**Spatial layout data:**
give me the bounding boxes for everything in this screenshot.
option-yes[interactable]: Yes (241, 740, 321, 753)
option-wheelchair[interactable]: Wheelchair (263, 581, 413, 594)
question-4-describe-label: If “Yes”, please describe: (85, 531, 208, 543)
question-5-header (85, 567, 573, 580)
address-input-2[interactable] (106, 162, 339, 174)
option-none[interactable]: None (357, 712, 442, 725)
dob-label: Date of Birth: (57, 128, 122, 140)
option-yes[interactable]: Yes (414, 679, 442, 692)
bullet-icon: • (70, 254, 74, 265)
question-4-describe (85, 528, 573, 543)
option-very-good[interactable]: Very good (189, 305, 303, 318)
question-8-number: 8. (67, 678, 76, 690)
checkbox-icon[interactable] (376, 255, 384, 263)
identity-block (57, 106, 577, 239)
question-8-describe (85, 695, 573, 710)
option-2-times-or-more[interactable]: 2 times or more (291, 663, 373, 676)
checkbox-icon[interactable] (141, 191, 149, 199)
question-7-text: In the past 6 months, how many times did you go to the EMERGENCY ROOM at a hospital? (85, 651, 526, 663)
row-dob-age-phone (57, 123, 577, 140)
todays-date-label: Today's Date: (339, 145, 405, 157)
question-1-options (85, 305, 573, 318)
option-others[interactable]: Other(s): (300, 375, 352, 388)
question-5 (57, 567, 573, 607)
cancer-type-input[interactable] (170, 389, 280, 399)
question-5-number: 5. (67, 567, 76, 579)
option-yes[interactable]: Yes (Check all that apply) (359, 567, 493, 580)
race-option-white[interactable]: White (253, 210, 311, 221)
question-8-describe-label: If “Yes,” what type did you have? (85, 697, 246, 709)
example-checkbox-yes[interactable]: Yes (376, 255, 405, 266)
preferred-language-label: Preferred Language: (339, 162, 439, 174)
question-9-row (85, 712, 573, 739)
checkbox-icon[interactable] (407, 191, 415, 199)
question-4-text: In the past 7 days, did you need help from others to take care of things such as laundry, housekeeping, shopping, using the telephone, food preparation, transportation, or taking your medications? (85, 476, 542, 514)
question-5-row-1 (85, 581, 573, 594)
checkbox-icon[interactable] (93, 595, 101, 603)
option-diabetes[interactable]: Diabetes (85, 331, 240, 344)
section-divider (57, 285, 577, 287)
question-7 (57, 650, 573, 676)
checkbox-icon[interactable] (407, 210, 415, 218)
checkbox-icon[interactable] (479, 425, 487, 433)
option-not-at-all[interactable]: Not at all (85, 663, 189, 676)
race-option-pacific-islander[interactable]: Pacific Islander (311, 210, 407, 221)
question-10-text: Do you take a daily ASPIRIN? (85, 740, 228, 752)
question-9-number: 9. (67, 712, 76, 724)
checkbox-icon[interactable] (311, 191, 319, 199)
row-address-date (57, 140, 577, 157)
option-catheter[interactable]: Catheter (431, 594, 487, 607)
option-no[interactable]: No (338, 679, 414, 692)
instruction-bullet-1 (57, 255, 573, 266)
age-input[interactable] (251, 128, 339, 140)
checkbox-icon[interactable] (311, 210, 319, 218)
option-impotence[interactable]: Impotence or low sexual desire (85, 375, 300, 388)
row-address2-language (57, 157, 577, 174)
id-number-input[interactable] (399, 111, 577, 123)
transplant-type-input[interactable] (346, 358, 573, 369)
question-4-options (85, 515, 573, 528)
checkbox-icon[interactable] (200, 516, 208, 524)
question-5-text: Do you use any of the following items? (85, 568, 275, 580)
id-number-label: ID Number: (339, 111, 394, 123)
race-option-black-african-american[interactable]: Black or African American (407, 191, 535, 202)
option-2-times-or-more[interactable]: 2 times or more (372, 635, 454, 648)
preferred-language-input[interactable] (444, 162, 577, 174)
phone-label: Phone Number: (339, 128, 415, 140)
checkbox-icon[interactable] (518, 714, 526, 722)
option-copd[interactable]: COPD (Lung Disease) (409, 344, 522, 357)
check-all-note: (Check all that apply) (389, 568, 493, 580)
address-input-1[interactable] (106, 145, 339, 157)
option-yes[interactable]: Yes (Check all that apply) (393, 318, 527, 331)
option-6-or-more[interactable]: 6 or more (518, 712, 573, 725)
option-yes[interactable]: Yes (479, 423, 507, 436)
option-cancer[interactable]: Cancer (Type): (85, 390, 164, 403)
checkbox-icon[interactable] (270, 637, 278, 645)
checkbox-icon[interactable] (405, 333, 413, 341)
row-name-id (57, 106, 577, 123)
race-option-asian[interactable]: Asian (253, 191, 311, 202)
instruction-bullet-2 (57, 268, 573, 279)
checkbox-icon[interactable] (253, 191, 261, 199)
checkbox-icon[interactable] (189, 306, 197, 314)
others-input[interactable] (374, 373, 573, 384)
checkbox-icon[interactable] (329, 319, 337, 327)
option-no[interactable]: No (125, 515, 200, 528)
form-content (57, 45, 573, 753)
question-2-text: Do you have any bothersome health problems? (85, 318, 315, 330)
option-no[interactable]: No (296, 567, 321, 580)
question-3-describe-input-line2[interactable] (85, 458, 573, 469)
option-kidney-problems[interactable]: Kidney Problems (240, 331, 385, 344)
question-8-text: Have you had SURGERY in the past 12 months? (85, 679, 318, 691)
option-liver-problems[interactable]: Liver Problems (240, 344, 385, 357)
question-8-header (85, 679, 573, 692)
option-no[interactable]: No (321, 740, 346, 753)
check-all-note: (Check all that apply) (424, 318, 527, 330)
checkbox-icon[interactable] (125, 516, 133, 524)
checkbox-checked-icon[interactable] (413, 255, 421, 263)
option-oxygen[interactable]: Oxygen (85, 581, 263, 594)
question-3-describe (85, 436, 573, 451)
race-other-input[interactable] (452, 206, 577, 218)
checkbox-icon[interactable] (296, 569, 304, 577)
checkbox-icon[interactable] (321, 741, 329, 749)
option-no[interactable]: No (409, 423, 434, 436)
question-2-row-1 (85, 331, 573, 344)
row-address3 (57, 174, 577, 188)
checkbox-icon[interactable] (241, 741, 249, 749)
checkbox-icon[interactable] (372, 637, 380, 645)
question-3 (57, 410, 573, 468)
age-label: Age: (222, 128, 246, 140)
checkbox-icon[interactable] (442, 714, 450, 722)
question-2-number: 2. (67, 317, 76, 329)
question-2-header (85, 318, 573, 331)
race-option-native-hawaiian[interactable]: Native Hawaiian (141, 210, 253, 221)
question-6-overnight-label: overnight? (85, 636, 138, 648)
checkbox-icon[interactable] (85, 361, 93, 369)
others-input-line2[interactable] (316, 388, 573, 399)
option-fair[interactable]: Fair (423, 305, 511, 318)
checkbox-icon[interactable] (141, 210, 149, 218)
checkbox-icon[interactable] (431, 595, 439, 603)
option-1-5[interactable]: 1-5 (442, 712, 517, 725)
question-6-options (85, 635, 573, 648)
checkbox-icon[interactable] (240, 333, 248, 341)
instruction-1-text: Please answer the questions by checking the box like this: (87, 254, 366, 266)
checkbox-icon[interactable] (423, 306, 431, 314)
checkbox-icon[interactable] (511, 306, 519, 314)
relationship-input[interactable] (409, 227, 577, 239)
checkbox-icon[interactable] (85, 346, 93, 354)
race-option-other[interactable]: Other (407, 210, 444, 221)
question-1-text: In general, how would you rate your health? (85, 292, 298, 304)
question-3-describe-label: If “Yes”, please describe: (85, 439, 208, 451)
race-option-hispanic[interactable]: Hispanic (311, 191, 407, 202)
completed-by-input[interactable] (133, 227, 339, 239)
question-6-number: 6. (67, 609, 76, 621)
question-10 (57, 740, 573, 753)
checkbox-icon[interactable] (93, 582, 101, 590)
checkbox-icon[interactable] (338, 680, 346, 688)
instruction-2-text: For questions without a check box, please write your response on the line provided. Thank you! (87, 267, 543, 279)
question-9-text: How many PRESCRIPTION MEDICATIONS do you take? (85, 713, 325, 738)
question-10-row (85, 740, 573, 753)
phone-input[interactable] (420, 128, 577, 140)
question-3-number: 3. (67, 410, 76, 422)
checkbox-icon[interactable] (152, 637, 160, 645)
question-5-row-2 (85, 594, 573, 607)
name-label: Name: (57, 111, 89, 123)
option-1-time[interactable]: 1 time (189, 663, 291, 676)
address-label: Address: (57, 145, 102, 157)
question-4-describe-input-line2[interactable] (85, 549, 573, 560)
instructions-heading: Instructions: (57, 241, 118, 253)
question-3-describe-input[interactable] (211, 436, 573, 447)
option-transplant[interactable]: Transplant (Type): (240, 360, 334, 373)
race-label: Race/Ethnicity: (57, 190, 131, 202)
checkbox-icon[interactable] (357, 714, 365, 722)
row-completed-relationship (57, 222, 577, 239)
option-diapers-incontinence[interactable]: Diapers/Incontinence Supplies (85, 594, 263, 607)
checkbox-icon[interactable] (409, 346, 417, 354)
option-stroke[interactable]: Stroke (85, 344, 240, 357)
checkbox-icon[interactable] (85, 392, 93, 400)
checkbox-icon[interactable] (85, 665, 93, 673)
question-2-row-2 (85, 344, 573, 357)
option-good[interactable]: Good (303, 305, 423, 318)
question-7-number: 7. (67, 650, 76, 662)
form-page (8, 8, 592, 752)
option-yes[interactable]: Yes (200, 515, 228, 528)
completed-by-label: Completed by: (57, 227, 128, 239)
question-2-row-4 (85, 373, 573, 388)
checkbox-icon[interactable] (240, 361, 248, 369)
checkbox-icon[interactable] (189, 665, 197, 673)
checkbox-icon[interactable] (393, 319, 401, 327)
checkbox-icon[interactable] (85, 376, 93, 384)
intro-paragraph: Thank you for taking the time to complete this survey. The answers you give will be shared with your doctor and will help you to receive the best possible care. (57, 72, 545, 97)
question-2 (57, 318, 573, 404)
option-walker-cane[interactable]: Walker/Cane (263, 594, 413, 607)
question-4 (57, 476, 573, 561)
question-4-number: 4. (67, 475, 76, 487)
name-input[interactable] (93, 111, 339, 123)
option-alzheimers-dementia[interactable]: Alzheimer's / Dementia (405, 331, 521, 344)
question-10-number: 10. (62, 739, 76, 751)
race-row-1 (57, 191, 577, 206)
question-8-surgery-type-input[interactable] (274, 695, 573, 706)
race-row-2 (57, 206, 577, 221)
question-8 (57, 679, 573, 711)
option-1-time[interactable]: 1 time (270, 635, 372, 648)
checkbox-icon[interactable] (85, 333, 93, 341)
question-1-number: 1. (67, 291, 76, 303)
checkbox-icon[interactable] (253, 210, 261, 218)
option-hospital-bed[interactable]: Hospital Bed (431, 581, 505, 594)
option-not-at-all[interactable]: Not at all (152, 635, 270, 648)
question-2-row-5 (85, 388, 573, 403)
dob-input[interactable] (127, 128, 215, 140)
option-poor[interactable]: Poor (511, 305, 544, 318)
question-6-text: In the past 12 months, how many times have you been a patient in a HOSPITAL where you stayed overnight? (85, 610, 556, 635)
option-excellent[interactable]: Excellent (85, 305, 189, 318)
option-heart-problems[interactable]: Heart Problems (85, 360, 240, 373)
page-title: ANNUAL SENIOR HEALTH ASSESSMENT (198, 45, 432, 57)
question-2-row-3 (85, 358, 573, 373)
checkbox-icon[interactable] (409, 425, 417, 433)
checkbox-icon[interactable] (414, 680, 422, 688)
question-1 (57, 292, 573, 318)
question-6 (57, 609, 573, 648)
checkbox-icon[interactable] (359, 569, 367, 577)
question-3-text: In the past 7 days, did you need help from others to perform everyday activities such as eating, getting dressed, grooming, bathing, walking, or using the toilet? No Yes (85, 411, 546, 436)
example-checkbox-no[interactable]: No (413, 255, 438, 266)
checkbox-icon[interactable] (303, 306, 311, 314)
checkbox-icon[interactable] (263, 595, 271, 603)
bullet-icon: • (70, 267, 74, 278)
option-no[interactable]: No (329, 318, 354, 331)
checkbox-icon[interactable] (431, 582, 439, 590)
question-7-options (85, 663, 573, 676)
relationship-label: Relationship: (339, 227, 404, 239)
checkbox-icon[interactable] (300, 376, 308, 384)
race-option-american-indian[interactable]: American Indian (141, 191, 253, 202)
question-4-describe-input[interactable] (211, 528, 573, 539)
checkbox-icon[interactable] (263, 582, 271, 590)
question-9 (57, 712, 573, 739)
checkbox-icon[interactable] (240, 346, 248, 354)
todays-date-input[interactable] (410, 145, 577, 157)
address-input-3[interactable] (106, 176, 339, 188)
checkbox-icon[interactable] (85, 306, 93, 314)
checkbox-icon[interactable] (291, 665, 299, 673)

**Written exercise:** Reproduce the rows above verbatim, beginning with the first row and ending after the line that contains "697, 246, 709)".

**Solution:**
give me the bounding boxes for everything in this screenshot.
option-yes[interactable]: Yes (241, 740, 321, 753)
option-wheelchair[interactable]: Wheelchair (263, 581, 413, 594)
question-4-describe-label: If “Yes”, please describe: (85, 531, 208, 543)
question-5-header (85, 567, 573, 580)
address-input-2[interactable] (106, 162, 339, 174)
option-none[interactable]: None (357, 712, 442, 725)
dob-label: Date of Birth: (57, 128, 122, 140)
option-yes[interactable]: Yes (414, 679, 442, 692)
bullet-icon: • (70, 254, 74, 265)
question-4-describe (85, 528, 573, 543)
option-very-good[interactable]: Very good (189, 305, 303, 318)
question-8-number: 8. (67, 678, 76, 690)
checkbox-icon[interactable] (376, 255, 384, 263)
identity-block (57, 106, 577, 239)
question-8-describe (85, 695, 573, 710)
option-2-times-or-more[interactable]: 2 times or more (291, 663, 373, 676)
checkbox-icon[interactable] (141, 191, 149, 199)
question-7-text: In the past 6 months, how many times did you go to the EMERGENCY ROOM at a hospital? (85, 651, 526, 663)
row-dob-age-phone (57, 123, 577, 140)
todays-date-label: Today's Date: (339, 145, 405, 157)
question-1-options (85, 305, 573, 318)
option-others[interactable]: Other(s): (300, 375, 352, 388)
question-5 (57, 567, 573, 607)
cancer-type-input[interactable] (170, 389, 280, 399)
question-5-number: 5. (67, 567, 76, 579)
option-yes[interactable]: Yes (Check all that apply) (359, 567, 493, 580)
race-option-white[interactable]: White (253, 210, 311, 221)
question-8-describe-label: If “Yes,” what type did you have? (85, 697, 246, 709)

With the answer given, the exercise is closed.